**Brief**
Using the material that follows, identify and copy each line with the string "국가종합전자조달시스템".

**Input records**
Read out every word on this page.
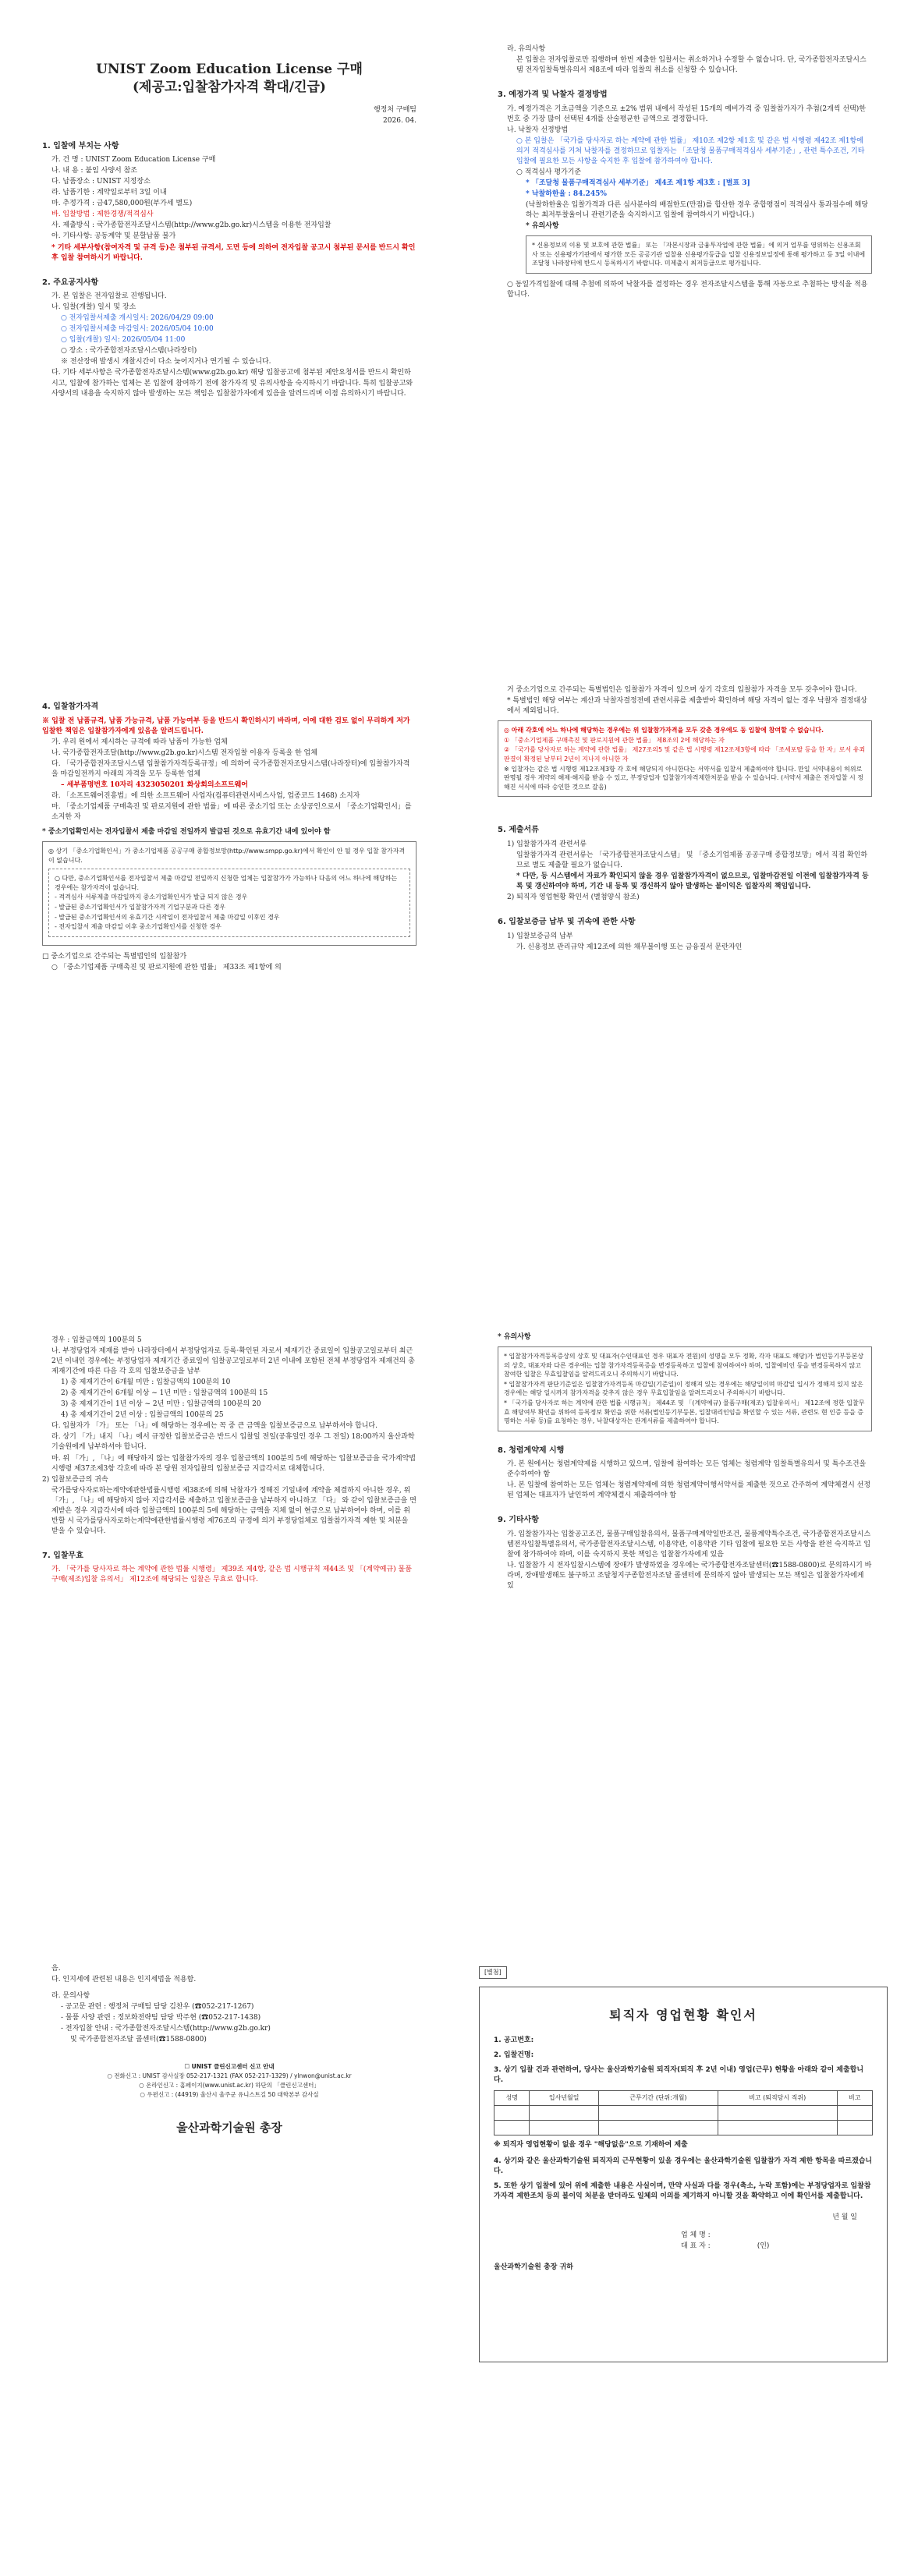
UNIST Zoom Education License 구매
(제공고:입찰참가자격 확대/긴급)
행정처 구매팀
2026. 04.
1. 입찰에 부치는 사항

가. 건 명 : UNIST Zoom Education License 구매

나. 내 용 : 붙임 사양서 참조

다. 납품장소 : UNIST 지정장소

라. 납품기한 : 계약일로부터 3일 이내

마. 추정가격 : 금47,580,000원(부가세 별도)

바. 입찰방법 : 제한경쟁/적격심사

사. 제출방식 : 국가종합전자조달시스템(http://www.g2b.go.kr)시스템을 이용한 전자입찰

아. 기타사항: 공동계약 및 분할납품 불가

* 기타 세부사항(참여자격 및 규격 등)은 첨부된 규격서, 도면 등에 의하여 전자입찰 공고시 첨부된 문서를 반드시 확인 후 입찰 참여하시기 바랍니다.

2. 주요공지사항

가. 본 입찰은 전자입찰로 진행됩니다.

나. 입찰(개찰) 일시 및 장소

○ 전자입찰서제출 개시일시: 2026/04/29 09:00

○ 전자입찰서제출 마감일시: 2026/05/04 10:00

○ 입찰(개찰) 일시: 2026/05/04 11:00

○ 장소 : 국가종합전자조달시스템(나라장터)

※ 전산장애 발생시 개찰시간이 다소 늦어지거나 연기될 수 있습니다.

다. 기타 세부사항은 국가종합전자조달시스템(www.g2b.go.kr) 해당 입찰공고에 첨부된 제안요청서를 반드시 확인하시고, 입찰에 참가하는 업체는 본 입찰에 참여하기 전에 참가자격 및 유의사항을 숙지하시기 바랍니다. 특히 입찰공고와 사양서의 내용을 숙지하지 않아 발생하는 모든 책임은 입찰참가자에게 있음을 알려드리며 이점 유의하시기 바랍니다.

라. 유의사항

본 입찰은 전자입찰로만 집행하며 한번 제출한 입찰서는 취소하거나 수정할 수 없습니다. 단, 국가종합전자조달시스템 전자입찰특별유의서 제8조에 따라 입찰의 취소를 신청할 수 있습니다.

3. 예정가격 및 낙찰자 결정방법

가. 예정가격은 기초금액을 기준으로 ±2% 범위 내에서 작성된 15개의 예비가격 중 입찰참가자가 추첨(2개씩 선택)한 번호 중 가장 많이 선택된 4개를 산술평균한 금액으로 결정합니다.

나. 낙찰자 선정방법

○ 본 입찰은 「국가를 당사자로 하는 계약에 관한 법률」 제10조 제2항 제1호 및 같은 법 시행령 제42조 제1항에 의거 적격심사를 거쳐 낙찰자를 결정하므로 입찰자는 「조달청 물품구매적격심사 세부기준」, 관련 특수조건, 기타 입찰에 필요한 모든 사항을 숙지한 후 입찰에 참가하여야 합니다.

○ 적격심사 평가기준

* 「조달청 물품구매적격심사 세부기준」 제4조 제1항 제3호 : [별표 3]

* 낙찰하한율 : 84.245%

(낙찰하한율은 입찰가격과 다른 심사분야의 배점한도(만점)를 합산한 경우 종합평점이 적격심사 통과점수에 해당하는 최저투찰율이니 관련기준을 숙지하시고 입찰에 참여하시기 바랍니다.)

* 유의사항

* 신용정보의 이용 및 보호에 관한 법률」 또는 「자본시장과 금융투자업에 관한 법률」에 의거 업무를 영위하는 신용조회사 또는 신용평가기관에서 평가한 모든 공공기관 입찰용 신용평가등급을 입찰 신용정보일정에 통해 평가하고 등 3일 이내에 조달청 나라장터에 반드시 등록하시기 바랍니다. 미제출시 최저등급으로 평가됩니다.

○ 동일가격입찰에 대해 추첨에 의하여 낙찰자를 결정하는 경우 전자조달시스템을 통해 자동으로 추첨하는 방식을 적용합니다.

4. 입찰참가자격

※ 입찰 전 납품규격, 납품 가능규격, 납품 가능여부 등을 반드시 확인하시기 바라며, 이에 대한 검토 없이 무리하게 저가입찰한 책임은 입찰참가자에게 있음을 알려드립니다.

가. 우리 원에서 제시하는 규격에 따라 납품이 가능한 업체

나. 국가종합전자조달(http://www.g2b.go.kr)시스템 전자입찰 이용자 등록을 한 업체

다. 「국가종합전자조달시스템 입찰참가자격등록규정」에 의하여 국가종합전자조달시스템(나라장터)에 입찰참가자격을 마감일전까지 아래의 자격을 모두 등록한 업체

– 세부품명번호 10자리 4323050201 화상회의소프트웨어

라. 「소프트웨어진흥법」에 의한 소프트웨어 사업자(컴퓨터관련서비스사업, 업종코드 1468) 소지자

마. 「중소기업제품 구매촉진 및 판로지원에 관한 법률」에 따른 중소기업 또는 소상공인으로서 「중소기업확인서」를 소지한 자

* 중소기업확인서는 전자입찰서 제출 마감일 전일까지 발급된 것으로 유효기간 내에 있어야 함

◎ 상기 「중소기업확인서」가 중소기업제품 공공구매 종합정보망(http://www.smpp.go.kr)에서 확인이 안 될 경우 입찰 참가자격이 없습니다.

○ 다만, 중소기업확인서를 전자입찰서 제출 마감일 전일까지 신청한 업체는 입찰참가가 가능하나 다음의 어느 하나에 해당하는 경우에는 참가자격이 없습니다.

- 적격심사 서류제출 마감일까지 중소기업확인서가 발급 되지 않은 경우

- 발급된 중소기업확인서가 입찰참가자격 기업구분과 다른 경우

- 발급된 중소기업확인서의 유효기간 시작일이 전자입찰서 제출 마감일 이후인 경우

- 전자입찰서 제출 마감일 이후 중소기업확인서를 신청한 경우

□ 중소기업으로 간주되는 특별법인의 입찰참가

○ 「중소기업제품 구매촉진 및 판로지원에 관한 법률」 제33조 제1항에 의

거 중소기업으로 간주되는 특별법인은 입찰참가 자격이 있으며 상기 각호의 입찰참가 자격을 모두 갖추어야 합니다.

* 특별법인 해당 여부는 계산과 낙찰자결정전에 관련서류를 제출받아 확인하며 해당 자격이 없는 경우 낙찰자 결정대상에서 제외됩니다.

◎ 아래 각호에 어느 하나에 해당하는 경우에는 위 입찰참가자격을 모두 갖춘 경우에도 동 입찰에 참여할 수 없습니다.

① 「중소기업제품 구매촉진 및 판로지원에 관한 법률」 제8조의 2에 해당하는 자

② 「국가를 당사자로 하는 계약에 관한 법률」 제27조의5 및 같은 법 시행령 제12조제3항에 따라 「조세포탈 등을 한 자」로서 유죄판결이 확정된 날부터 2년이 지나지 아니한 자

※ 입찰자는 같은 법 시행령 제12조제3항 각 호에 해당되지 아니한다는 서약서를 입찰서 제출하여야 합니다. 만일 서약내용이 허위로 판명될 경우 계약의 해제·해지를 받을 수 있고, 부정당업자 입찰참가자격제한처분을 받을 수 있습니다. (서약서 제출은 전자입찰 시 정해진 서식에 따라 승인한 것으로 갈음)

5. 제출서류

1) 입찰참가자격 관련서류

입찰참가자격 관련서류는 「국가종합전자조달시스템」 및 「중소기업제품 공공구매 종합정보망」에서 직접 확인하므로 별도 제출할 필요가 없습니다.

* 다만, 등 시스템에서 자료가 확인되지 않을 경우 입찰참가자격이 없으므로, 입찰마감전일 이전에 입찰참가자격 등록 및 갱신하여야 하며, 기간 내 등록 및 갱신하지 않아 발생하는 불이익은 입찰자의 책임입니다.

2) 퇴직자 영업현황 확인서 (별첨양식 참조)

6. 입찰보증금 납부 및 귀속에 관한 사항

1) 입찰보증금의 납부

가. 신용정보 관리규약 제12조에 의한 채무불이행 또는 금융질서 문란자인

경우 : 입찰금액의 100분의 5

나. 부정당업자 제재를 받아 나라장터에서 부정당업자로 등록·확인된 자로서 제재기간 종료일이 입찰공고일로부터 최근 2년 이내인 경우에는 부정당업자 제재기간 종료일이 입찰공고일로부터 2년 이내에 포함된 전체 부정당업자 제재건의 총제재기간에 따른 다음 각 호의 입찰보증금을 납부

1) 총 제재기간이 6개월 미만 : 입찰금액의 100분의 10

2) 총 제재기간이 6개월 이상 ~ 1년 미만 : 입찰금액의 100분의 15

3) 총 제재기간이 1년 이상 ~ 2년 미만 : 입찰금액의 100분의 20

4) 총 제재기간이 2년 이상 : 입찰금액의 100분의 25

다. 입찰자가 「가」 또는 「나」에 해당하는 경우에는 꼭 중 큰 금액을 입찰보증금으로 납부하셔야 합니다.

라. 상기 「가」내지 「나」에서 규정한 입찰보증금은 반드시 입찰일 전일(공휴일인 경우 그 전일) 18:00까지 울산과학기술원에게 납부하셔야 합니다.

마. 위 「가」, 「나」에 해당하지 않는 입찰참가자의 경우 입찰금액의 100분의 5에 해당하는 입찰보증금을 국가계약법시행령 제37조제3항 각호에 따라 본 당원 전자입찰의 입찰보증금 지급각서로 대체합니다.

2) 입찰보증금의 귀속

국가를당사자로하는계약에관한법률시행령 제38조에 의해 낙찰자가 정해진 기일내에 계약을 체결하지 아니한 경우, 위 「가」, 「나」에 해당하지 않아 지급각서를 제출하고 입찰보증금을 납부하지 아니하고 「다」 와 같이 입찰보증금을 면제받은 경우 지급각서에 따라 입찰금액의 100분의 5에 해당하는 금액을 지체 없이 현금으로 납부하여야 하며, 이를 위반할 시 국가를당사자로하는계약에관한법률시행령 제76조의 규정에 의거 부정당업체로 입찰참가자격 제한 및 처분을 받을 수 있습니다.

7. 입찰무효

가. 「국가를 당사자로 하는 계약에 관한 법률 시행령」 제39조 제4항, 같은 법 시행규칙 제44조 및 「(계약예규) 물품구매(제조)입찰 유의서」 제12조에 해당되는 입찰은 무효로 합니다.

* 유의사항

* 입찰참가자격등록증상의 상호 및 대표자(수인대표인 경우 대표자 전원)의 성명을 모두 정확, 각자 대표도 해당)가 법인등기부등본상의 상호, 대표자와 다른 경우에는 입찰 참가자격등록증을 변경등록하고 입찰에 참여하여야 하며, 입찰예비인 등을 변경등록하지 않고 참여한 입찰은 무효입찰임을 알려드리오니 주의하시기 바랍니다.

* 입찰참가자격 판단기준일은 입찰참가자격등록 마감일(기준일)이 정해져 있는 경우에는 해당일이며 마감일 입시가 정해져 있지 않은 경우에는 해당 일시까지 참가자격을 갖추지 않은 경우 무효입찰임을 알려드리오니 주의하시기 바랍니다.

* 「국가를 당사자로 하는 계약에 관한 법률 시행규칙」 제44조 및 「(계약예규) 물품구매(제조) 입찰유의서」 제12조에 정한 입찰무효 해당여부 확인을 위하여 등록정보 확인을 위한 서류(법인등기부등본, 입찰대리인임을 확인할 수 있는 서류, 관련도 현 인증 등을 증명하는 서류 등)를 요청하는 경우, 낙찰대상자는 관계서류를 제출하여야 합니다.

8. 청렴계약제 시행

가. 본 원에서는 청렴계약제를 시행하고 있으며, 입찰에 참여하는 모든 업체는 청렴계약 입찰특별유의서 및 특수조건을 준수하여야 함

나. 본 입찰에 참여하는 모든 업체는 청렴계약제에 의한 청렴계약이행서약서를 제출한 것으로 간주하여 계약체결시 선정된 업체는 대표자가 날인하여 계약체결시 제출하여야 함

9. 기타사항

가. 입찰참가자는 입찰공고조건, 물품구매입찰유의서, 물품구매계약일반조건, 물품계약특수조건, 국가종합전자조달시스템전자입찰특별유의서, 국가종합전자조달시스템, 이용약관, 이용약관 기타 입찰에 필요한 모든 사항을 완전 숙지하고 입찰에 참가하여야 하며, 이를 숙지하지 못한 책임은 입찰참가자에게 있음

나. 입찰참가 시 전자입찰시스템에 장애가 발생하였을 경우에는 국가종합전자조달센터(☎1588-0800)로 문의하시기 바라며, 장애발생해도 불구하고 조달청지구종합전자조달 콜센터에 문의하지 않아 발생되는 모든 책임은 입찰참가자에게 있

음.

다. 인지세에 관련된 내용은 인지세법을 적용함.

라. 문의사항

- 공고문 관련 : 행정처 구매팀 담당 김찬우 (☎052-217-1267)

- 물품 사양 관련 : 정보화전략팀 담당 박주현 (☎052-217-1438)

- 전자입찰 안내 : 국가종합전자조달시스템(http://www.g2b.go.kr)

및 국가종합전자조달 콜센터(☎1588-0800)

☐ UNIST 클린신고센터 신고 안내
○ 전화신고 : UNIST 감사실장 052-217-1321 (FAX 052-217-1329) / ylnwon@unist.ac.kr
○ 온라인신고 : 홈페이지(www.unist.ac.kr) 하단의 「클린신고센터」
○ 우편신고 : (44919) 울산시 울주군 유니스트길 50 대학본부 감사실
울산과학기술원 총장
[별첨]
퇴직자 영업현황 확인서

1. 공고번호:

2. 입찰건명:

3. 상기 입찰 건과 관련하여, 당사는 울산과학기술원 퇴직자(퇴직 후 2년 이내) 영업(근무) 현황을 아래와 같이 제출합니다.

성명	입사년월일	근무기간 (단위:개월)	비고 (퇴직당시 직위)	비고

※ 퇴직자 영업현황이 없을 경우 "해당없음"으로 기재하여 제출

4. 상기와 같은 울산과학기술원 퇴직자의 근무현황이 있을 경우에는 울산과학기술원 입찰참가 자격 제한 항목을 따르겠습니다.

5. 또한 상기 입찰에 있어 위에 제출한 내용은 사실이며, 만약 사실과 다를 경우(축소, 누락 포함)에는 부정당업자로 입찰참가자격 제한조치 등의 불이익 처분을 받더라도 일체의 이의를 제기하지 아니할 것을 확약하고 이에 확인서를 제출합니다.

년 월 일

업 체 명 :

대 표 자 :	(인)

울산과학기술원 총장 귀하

**The completed task**
사. 제출방식 : 국가종합전자조달시스템(http://www.g2b.go.kr)시스템을 이용한 전자입찰
○ 장소 : 국가종합전자조달시스템(나라장터)
다. 기타 세부사항은 국가종합전자조달시스템(www.g2b.go.kr) 해당 입찰공고에 첨부된 제안요청서를 반드시 확인하시고, 입찰에 참가하는 업체는 본 입찰에 참여하기 전에 참가자격 및 유의사항을 숙지하시기 바랍니다. 특히 입찰공고와 사양서의 내용을 숙지하지 않아 발생하는 모든 책임은 입찰참가자에게 있음을 알려드리며 이점 유의하시기 바랍니다.
본 입찰은 전자입찰로만 집행하며 한번 제출한 입찰서는 취소하거나 수정할 수 없습니다. 단, 국가종합전자조달시스템 전자입찰특별유의서 제8조에 따라 입찰의 취소를 신청할 수 있습니다.
다. 「국가종합전자조달시스템 입찰참가자격등록규정」에 의하여 국가종합전자조달시스템(나라장터)에 입찰참가자격을 마감일전까지 아래의 자격을 모두 등록한 업체
입찰참가자격 관련서류는 「국가종합전자조달시스템」 및 「중소기업제품 공공구매 종합정보망」에서 직접 확인하므로 별도 제출할 필요가 없습니다.
가. 입찰참가자는 입찰공고조건, 물품구매입찰유의서, 물품구매계약일반조건, 물품계약특수조건, 국가종합전자조달시스템전자입찰특별유의서, 국가종합전자조달시스템, 이용약관, 이용약관 기타 입찰에 필요한 모든 사항을 완전 숙지하고 입찰에 참가하여야 하며, 이를 숙지하지 못한 책임은 입찰참가자에게 있음
- 전자입찰 안내 : 국가종합전자조달시스템(http://www.g2b.go.kr)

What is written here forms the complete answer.